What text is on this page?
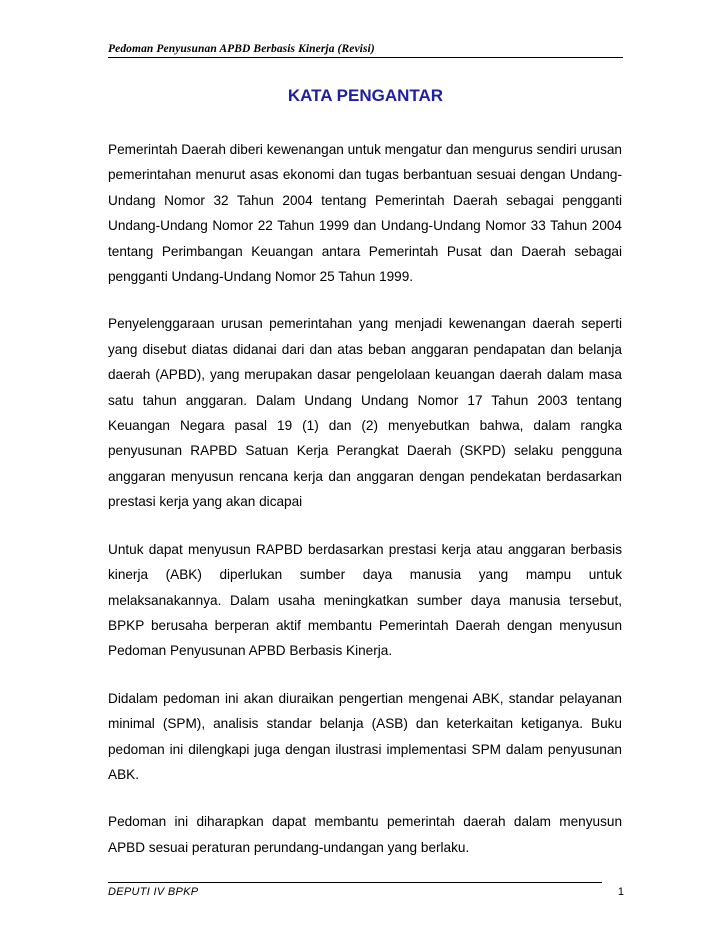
Pedoman Penyusunan APBD Berbasis Kinerja (Revisi)
KATA PENGANTAR

Pemerintah Daerah diberi kewenangan untuk mengatur dan mengurus sendiri urusan pemerintahan menurut asas ekonomi dan tugas berbantuan sesuai dengan Undang-Undang Nomor 32 Tahun 2004 tentang Pemerintah Daerah sebagai pengganti Undang-Undang Nomor 22 Tahun 1999 dan Undang-Undang Nomor 33 Tahun 2004 tentang Perimbangan Keuangan antara Pemerintah Pusat dan Daerah sebagai pengganti Undang-Undang Nomor 25 Tahun 1999.

Penyelenggaraan urusan pemerintahan yang menjadi kewenangan daerah seperti yang disebut diatas didanai dari dan atas beban anggaran pendapatan dan belanja daerah (APBD), yang merupakan dasar pengelolaan keuangan daerah dalam masa satu tahun anggaran. Dalam Undang Undang Nomor 17 Tahun 2003 tentang Keuangan Negara pasal 19 (1) dan (2) menyebutkan bahwa, dalam rangka penyusunan RAPBD Satuan Kerja Perangkat Daerah (SKPD) selaku pengguna anggaran menyusun rencana kerja dan anggaran dengan pendekatan berdasarkan prestasi kerja yang akan dicapai

Untuk dapat menyusun RAPBD berdasarkan prestasi kerja atau anggaran berbasis kinerja (ABK) diperlukan sumber daya manusia yang mampu untuk melaksanakannya. Dalam usaha meningkatkan sumber daya manusia tersebut, BPKP berusaha berperan aktif membantu Pemerintah Daerah dengan menyusun Pedoman Penyusunan APBD Berbasis Kinerja.

Didalam pedoman ini akan diuraikan pengertian mengenai ABK, standar pelayanan minimal (SPM), analisis standar belanja (ASB) dan keterkaitan ketiganya. Buku pedoman ini dilengkapi juga dengan ilustrasi implementasi SPM dalam penyusunan ABK.

Pedoman ini diharapkan dapat membantu pemerintah daerah dalam menyusun APBD sesuai peraturan perundang-undangan yang berlaku.

DEPUTI IV BPKP	1
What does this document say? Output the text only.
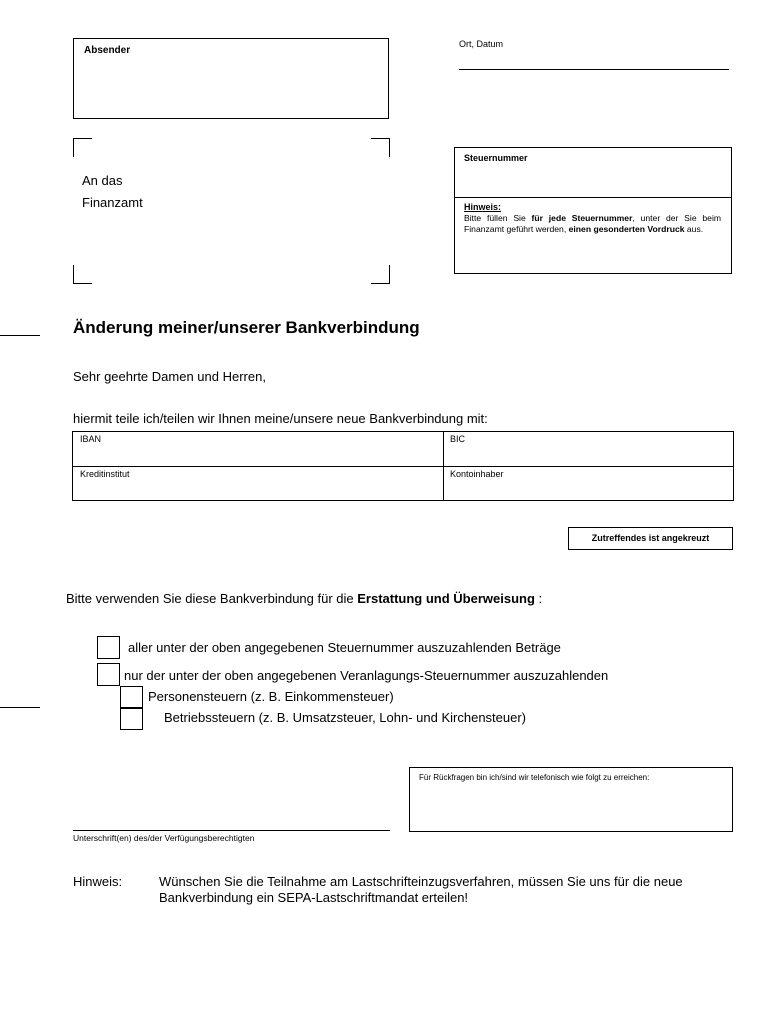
Absender
Ort, Datum
An das
Finanzamt
Steuernummer
Hinweis:
Bitte füllen Sie für jede Steuernummer, unter der Sie beim Finanzamt geführt werden, einen gesonderten Vordruck aus.
Änderung meiner/unserer Bankverbindung
Sehr geehrte Damen und Herren,
hiermit teile ich/teilen wir Ihnen meine/unsere neue Bankverbindung mit:
IBAN	BIC
Kreditinstitut	Kontoinhaber
Zutreffendes ist angekreuzt
Bitte verwenden Sie diese Bankverbindung für die Erstattung und Überweisung :
aller unter der oben angegebenen Steuernummer auszuzahlenden Beträge
nur der unter der oben angegebenen Veranlagungs-Steuernummer auszuzahlenden
Personensteuern (z. B. Einkommensteuer)
Betriebssteuern (z. B. Umsatzsteuer, Lohn- und Kirchensteuer)
Für Rückfragen bin ich/sind wir telefonisch wie folgt zu erreichen:
Unterschrift(en) des/der Verfügungsberechtigten
Hinweis:	Wünschen Sie die Teilnahme am Lastschrifteinzugsverfahren, müssen Sie uns für die neue Bankverbindung ein SEPA-Lastschriftmandat erteilen!
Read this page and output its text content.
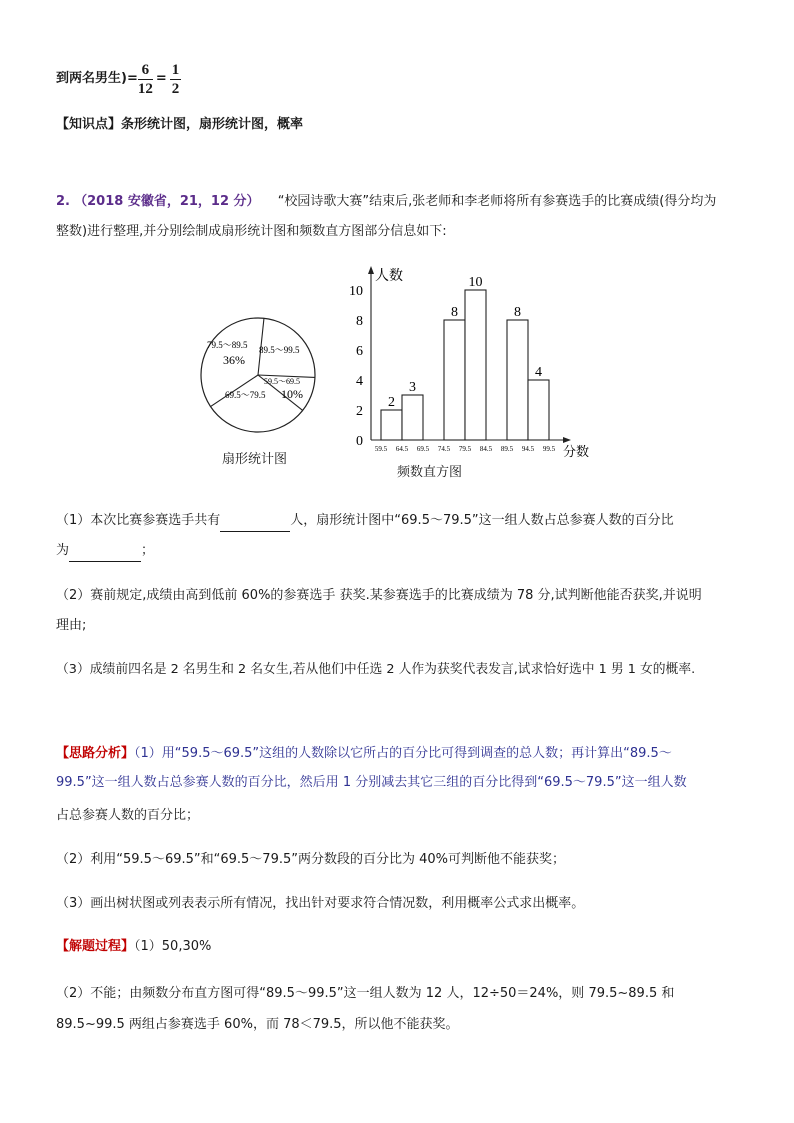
到两名男生)= $\frac{6}{12} = \frac{1}{2}$
【知识点】条形统计图，扇形统计图，概率
2. （2018 安徽省，21，12 分） “校园诗歌大赛”结束后,张老师和李老师将所有参赛选手的比赛成绩(得分均为
整数)进行整理,并分别绘制成扇形统计图和频数直方图部分信息如下:
79.5～89.5
36%
89.5～99.5
59.5～69.5
10%
69.5～79.5
扇形统计图
人数
分数
2
3
8
10
8
4
0
2
4
6
8
10
59.5 64.5 69.5 74.5 79.5 84.5 89.5 94.5 99.5
频数直方图
（1）本次比赛参赛选手共有	人，扇形统计图中“69.5～79.5”这一组人数占总参赛人数的百分比
为	；
（2）赛前规定,成绩由高到低前 60%的参赛选手 获奖.某参赛选手的比赛成绩为 78 分,试判断他能否获奖,并说明
理由;
（3）成绩前四名是 2 名男生和 2 名女生,若从他们中任选 2 人作为获奖代表发言,试求恰好选中 1 男 1 女的概率.
【思路分析】（1）用“59.5～69.5”这组的人数除以它所占的百分比可得到调查的总人数；再计算出“89.5～
99.5”这一组人数占总参赛人数的百分比，然后用 1 分别减去其它三组的百分比得到“69.5～79.5”这一组人数
占总参赛人数的百分比；
（2）利用“59.5～69.5”和“69.5～79.5”两分数段的百分比为 40%可判断他不能获奖；
（3）画出树状图或列表表示所有情况，找出针对要求符合情况数，利用概率公式求出概率。
【解题过程】（1）50,30%
（2）不能；由频数分布直方图可得“89.5～99.5”这一组人数为 12 人，12÷50＝24%，则 79.5~89.5 和
89.5~99.5 两组占参赛选手 60%，而 78＜79.5，所以他不能获奖。
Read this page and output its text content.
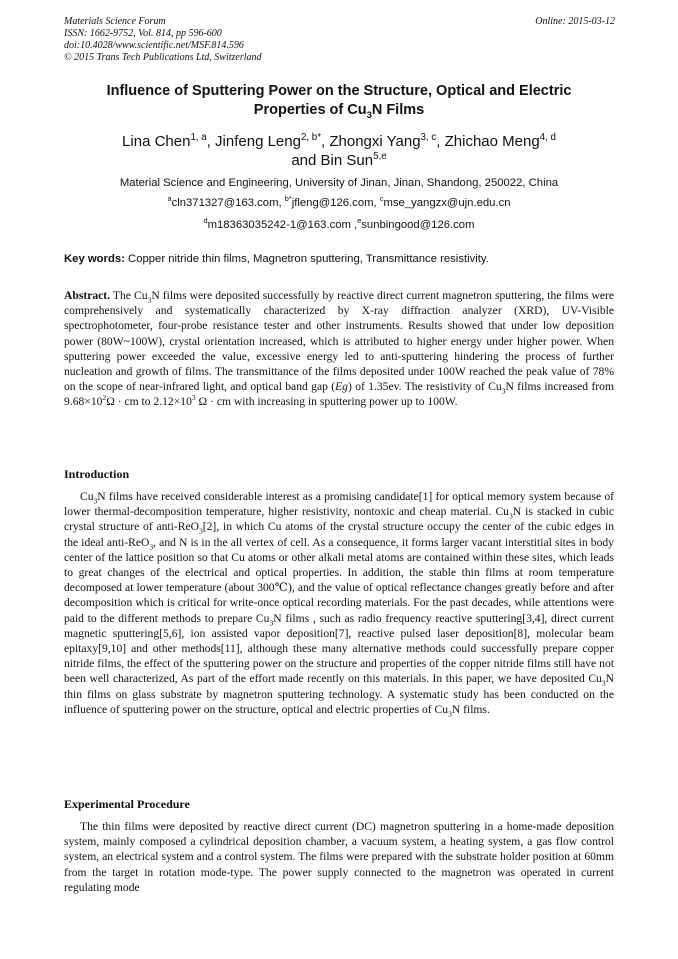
Materials Science Forum
ISSN: 1662-9752, Vol. 814, pp 596-600
doi:10.4028/www.scientific.net/MSF.814.596
© 2015 Trans Tech Publications Ltd, Switzerland
Online: 2015-03-12
Influence of Sputtering Power on the Structure, Optical and Electric
Properties of $Cu_3N$ Films
Lina Chen$^{1, a}$, Jinfeng Leng$^{2, b*}$, Zhongxi Yang$^{3, c}$, Zhichao Meng$^{4, d}$
and Bin Sun$^{5,e}$
Material Science and Engineering, University of Jinan, Jinan, Shandong, 250022, China
$^a$cln371327@163.com, $^{b*}$jfleng@126.com, $^c$mse_yangzx@ujn.edu.cn
$^d$m18363035242-1@163.com ,$^e$sunbingood@126.com
Key words: Copper nitride thin films, Magnetron sputtering, Transmittance resistivity.
Abstract. The $Cu_3N$ films were deposited successfully by reactive direct current magnetron sputtering, the films were comprehensively and systematically characterized by X-ray diffraction analyzer (XRD), UV-Visible spectrophotometer, four-probe resistance tester and other instruments. Results showed that under low deposition power (80W~100W), crystal orientation increased, which is attributed to higher energy under higher power. When sputtering power exceeded the value, excessive energy led to anti-sputtering hindering the process of further nucleation and growth of films. The transmittance of the films deposited under 100W reached the peak value of 78% on the scope of near-infrared light, and optical band gap (Eg) of 1.35ev. The resistivity of $Cu_3N$ films increased from $9.68\times 10^2\Omega$ · cm to $2.12\times 10^3$ Ω · cm with increasing in sputtering power up to 100W.
Introduction
$Cu_3N$ films have received considerable interest as a promising candidate[1] for optical memory system because of lower thermal-decomposition temperature, higher resistivity, nontoxic and cheap material. $Cu_3N$ is stacked in cubic crystal structure of anti-ReO$_3$[2], in which Cu atoms of the crystal structure occupy the center of the cubic edges in the ideal anti-ReO$_3$, and N is in the all vertex of cell. As a consequence, it forms larger vacant interstitial sites in body center of the lattice position so that Cu atoms or other alkali metal atoms are contained within these sites, which leads to great changes of the electrical and optical properties. In addition, the stable thin films at room temperature decomposed at lower temperature (about 300℃), and the value of optical reflectance changes greatly before and after decomposition which is critical for write-once optical recording materials. For the past decades, while attentions were paid to the different methods to prepare $Cu_3N$ films , such as radio frequency reactive sputtering[3,4], direct current magnetic sputtering[5,6], ion assisted vapor deposition[7], reactive pulsed laser deposition[8], molecular beam epitaxy[9,10] and other methods[11], although these many alternative methods could successfully prepare copper nitride films, the effect of the sputtering power on the structure and properties of the copper nitride films still have not been well characterized, As part of the effort made recently on this materials. In this paper, we have deposited $Cu_3N$ thin films on glass substrate by magnetron sputtering technology. A systematic study has been conducted on the influence of sputtering power on the structure, optical and electric properties of $Cu_3N$ films.
Experimental Procedure
The thin films were deposited by reactive direct current (DC) magnetron sputtering in a home-made deposition system, mainly composed a cylindrical deposition chamber, a vacuum system, a heating system, a gas flow control system, an electrical system and a control system. The films were prepared with the substrate holder position at 60mm from the target in rotation mode-type. The power supply connected to the magnetron was operated in current regulating mode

☆ ☆ ☆ ☆ ☆

Say how many lines contain the string "Finanzamt", giving nothing but the count.

__Finished task__
2